* [WHAT THIS TASK INVOLVES]:
Carry none of the pictures over; set down the material below exactly.

* [EXTRACTED RECORDS]:
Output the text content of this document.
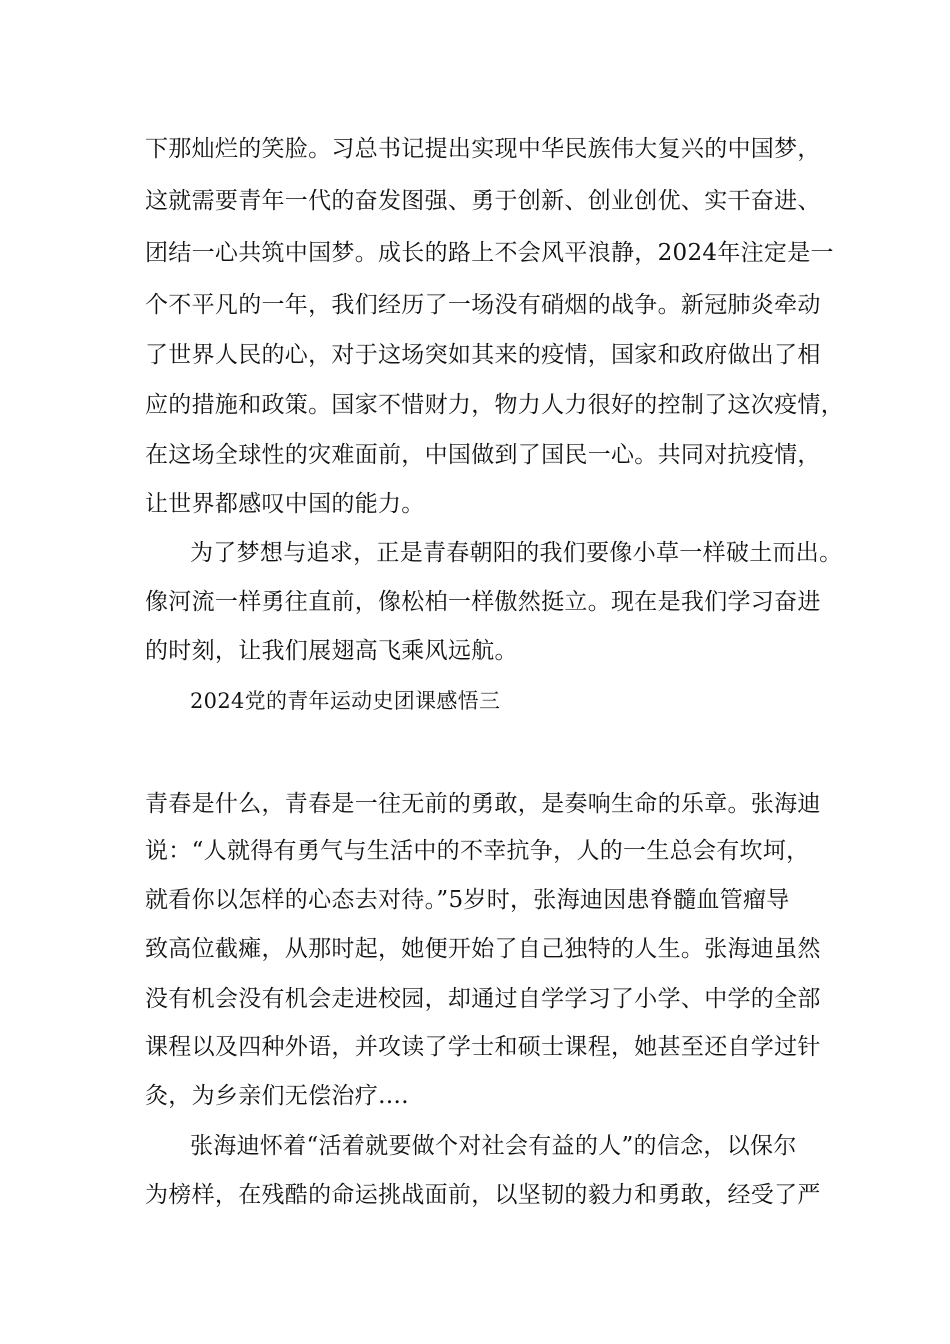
下那灿烂的笑脸。习总书记提出实现中华民族伟大复兴的中国梦，

这就需要青年一代的奋发图强、勇于创新、创业创优、实干奋进、

团结一心共筑中国梦。成长的路上不会风平浪静，2024年注定是一

个不平凡的一年，我们经历了一场没有硝烟的战争。新冠肺炎牵动

了世界人民的心，对于这场突如其来的疫情，国家和政府做出了相

应的措施和政策。国家不惜财力，物力人力很好的控制了这次疫情，

在这场全球性的灾难面前，中国做到了国民一心。共同对抗疫情，

让世界都感叹中国的能力。

为了梦想与追求，正是青春朝阳的我们要像小草一样破土而出。

像河流一样勇往直前，像松柏一样傲然挺立。现在是我们学习奋进

的时刻，让我们展翅高飞乘风远航。

2024党的青年运动史团课感悟三

青春是什么，青春是一往无前的勇敢，是奏响生命的乐章。张海迪

说：“人就得有勇气与生活中的不幸抗争，人的一生总会有坎坷，

就看你以怎样的心态去对待。”5岁时，张海迪因患脊髓血管瘤导

致高位截瘫，从那时起，她便开始了自己独特的人生。张海迪虽然

没有机会没有机会走进校园，却通过自学学习了小学、中学的全部

课程以及四种外语，并攻读了学士和硕士课程，她甚至还自学过针

灸，为乡亲们无偿治疗….

张海迪怀着“活着就要做个对社会有益的人”的信念，以保尔

为榜样，在残酷的命运挑战面前，以坚韧的毅力和勇敢，经受了严
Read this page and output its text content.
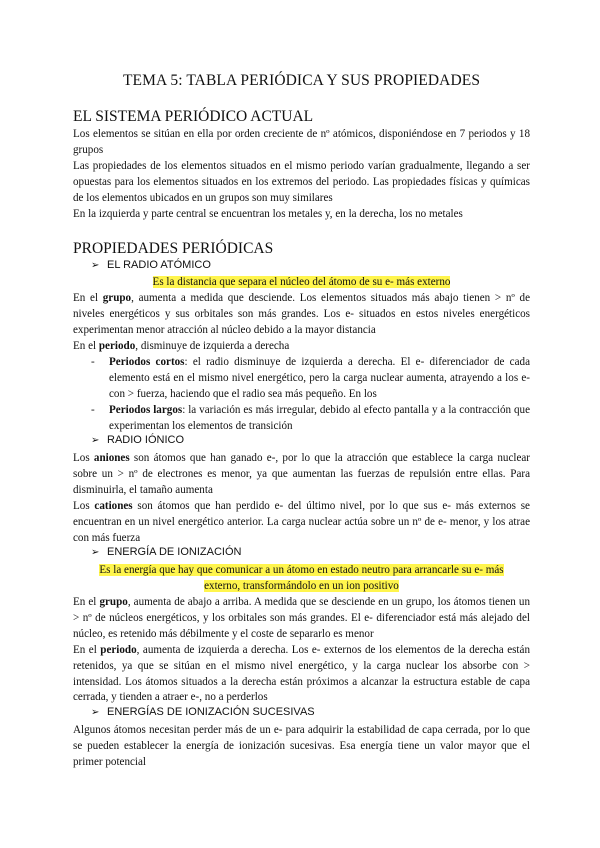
TEMA 5: TABLA PERIÓDICA Y SUS PROPIEDADES
EL SISTEMA PERIÓDICO ACTUAL
Los elementos se sitúan en ella por orden creciente de nº atómicos, disponiéndose en 7 periodos y 18 grupos
Las propiedades de los elementos situados en el mismo periodo varían gradualmente, llegando a ser opuestas para los elementos situados en los extremos del periodo. Las propiedades físicas y químicas de los elementos ubicados en un grupos son muy similares
En la izquierda y parte central se encuentran los metales y, en la derecha, los no metales
PROPIEDADES PERIÓDICAS
➢ EL RADIO ATÓMICO
Es la distancia que separa el núcleo del átomo de su e- más externo
En el grupo, aumenta a medida que desciende. Los elementos situados más abajo tienen > nº de niveles energéticos y sus orbitales son más grandes. Los e- situados en estos niveles energéticos experimentan menor atracción al núcleo debido a la mayor distancia
En el periodo, disminuye de izquierda a derecha
- Periodos cortos: el radio disminuye de izquierda a derecha. El e- diferenciador de cada elemento está en el mismo nivel energético, pero la carga nuclear aumenta, atrayendo a los e- con > fuerza, haciendo que el radio sea más pequeño. En los
- Periodos largos: la variación es más irregular, debido al efecto pantalla y a la contracción que experimentan los elementos de transición
➢ RADIO IÓNICO
Los aniones son átomos que han ganado e-, por lo que la atracción que establece la carga nuclear sobre un > nº de electrones es menor, ya que aumentan las fuerzas de repulsión entre ellas. Para disminuirla, el tamaño aumenta
Los cationes son átomos que han perdido e- del último nivel, por lo que sus e- más externos se encuentran en un nivel energético anterior. La carga nuclear actúa sobre un nº de e- menor, y los atrae con más fuerza
➢ ENERGÍA DE IONIZACIÓN
Es la energía que hay que comunicar a un átomo en estado neutro para arrancarle su e- más
externo, transformándolo en un ion positivo
En el grupo, aumenta de abajo a arriba. A medida que se desciende en un grupo, los átomos tienen un > nº de núcleos energéticos, y los orbitales son más grandes. El e- diferenciador está más alejado del núcleo, es retenido más débilmente y el coste de separarlo es menor
En el periodo, aumenta de izquierda a derecha. Los e- externos de los elementos de la derecha están retenidos, ya que se sitúan en el mismo nivel energético, y la carga nuclear los absorbe con > intensidad. Los átomos situados a la derecha están próximos a alcanzar la estructura estable de capa cerrada, y tienden a atraer e-, no a perderlos
➢ ENERGÍAS DE IONIZACIÓN SUCESIVAS
Algunos átomos necesitan perder más de un e- para adquirir la estabilidad de capa cerrada, por lo que se pueden establecer la energía de ionización sucesivas. Esa energía tiene un valor mayor que el primer potencial
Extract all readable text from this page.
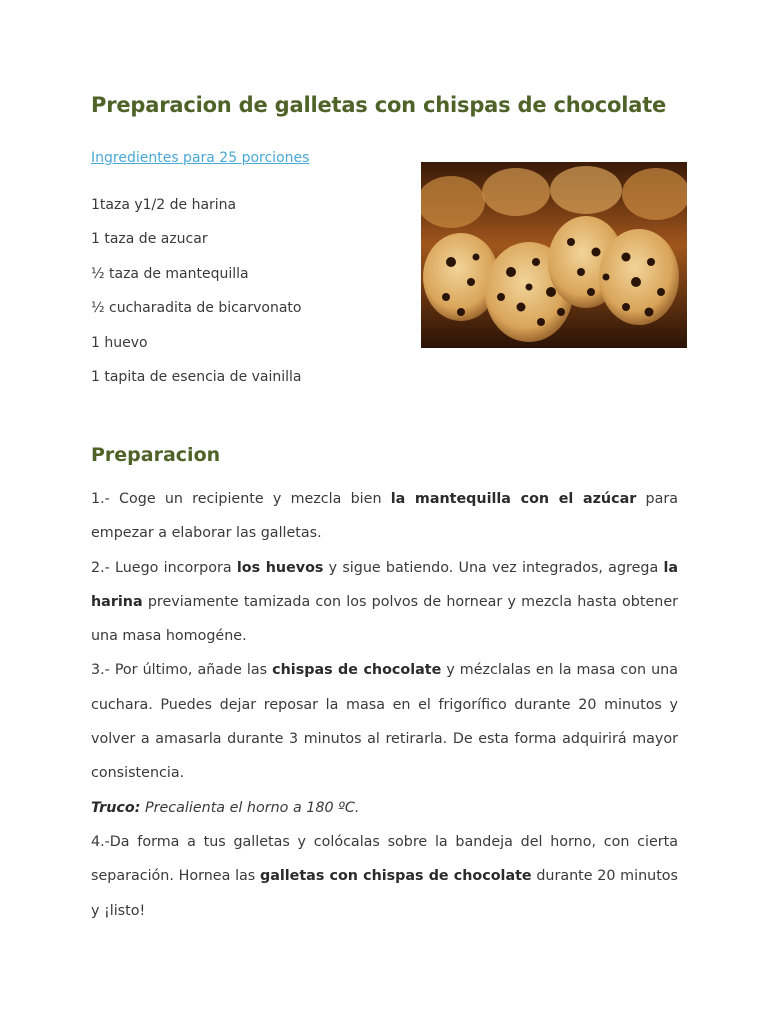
Preparacion de galletas con chispas de chocolate
Ingredientes para 25 porciones
1taza y1/2 de harina
1 taza de azucar
½ taza de mantequilla
½ cucharadita de bicarvonato
1 huevo
1 tapita de esencia de vainilla
Preparacion

1.- Coge un recipiente y mezcla bien la mantequilla con el azúcar para empezar a elaborar las galletas.

2.- Luego incorpora los huevos y sigue batiendo. Una vez integrados, agrega la harina previamente tamizada con los polvos de hornear y mezcla hasta obtener una masa homogéne.

3.- Por último, añade las chispas de chocolate y mézclalas en la masa con una cuchara. Puedes dejar reposar la masa en el frigorífico durante 20 minutos y volver a amasarla durante 3 minutos al retirarla. De esta forma adquirirá mayor consistencia.

Truco: Precalienta el horno a 180 ºC.

4.-Da forma a tus galletas y colócalas sobre la bandeja del horno, con cierta separación. Hornea las galletas con chispas de chocolate durante 20 minutos y ¡listo!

* [TASK RESPONSE]:
Output the text content of this document.
下那灿烂的笑脸。习总书记提出实现中华民族伟大复兴的中国梦，

这就需要青年一代的奋发图强、勇于创新、创业创优、实干奋进、

团结一心共筑中国梦。成长的路上不会风平浪静，2024年注定是一

个不平凡的一年，我们经历了一场没有硝烟的战争。新冠肺炎牵动

了世界人民的心，对于这场突如其来的疫情，国家和政府做出了相

应的措施和政策。国家不惜财力，物力人力很好的控制了这次疫情，

在这场全球性的灾难面前，中国做到了国民一心。共同对抗疫情，

让世界都感叹中国的能力。

为了梦想与追求，正是青春朝阳的我们要像小草一样破土而出。

像河流一样勇往直前，像松柏一样傲然挺立。现在是我们学习奋进

的时刻，让我们展翅高飞乘风远航。

2024党的青年运动史团课感悟三

青春是什么，青春是一往无前的勇敢，是奏响生命的乐章。张海迪

说：“人就得有勇气与生活中的不幸抗争，人的一生总会有坎坷，

就看你以怎样的心态去对待。”5岁时，张海迪因患脊髓血管瘤导

致高位截瘫，从那时起，她便开始了自己独特的人生。张海迪虽然

没有机会没有机会走进校园，却通过自学学习了小学、中学的全部

课程以及四种外语，并攻读了学士和硕士课程，她甚至还自学过针

灸，为乡亲们无偿治疗….

张海迪怀着“活着就要做个对社会有益的人”的信念，以保尔

为榜样，在残酷的命运挑战面前，以坚韧的毅力和勇敢，经受了严
Read this page and output its text content.
TEMA 5: TABLA PERIÓDICA Y SUS PROPIEDADES
EL SISTEMA PERIÓDICO ACTUAL
Los elementos se sitúan en ella por orden creciente de nº atómicos, disponiéndose en 7 periodos y 18 grupos
Las propiedades de los elementos situados en el mismo periodo varían gradualmente, llegando a ser opuestas para los elementos situados en los extremos del periodo. Las propiedades físicas y químicas de los elementos ubicados en un grupos son muy similares
En la izquierda y parte central se encuentran los metales y, en la derecha, los no metales
PROPIEDADES PERIÓDICAS
➢ EL RADIO ATÓMICO
Es la distancia que separa el núcleo del átomo de su e- más externo
En el grupo, aumenta a medida que desciende. Los elementos situados más abajo tienen > nº de niveles energéticos y sus orbitales son más grandes. Los e- situados en estos niveles energéticos experimentan menor atracción al núcleo debido a la mayor distancia
En el periodo, disminuye de izquierda a derecha
- Periodos cortos: el radio disminuye de izquierda a derecha. El e- diferenciador de cada elemento está en el mismo nivel energético, pero la carga nuclear aumenta, atrayendo a los e- con > fuerza, haciendo que el radio sea más pequeño. En los
- Periodos largos: la variación es más irregular, debido al efecto pantalla y a la contracción que experimentan los elementos de transición
➢ RADIO IÓNICO
Los aniones son átomos que han ganado e-, por lo que la atracción que establece la carga nuclear sobre un > nº de electrones es menor, ya que aumentan las fuerzas de repulsión entre ellas. Para disminuirla, el tamaño aumenta
Los cationes son átomos que han perdido e- del último nivel, por lo que sus e- más externos se encuentran en un nivel energético anterior. La carga nuclear actúa sobre un nº de e- menor, y los atrae con más fuerza
➢ ENERGÍA DE IONIZACIÓN
Es la energía que hay que comunicar a un átomo en estado neutro para arrancarle su e- más
externo, transformándolo en un ion positivo
En el grupo, aumenta de abajo a arriba. A medida que se desciende en un grupo, los átomos tienen un > nº de núcleos energéticos, y los orbitales son más grandes. El e- diferenciador está más alejado del núcleo, es retenido más débilmente y el coste de separarlo es menor
En el periodo, aumenta de izquierda a derecha. Los e- externos de los elementos de la derecha están retenidos, ya que se sitúan en el mismo nivel energético, y la carga nuclear los absorbe con > intensidad. Los átomos situados a la derecha están próximos a alcanzar la estructura estable de capa cerrada, y tienden a atraer e-, no a perderlos
➢ ENERGÍAS DE IONIZACIÓN SUCESIVAS
Algunos átomos necesitan perder más de un e- para adquirir la estabilidad de capa cerrada, por lo que se pueden establecer la energía de ionización sucesivas. Esa energía tiene un valor mayor que el primer potencial
Extract all readable text from this page.
Preparacion de galletas con chispas de chocolate
Ingredientes para 25 porciones
1taza y1/2 de harina
1 taza de azucar
½ taza de mantequilla
½ cucharadita de bicarvonato
1 huevo
1 tapita de esencia de vainilla
Preparacion

1.- Coge un recipiente y mezcla bien la mantequilla con el azúcar para empezar a elaborar las galletas.

2.- Luego incorpora los huevos y sigue batiendo. Una vez integrados, agrega la harina previamente tamizada con los polvos de hornear y mezcla hasta obtener una masa homogéne.

3.- Por último, añade las chispas de chocolate y mézclalas en la masa con una cuchara. Puedes dejar reposar la masa en el frigorífico durante 20 minutos y volver a amasarla durante 3 minutos al retirarla. De esta forma adquirirá mayor consistencia.

Truco: Precalienta el horno a 180 ºC.

4.-Da forma a tus galletas y colócalas sobre la bandeja del horno, con cierta separación. Hornea las galletas con chispas de chocolate durante 20 minutos y ¡listo!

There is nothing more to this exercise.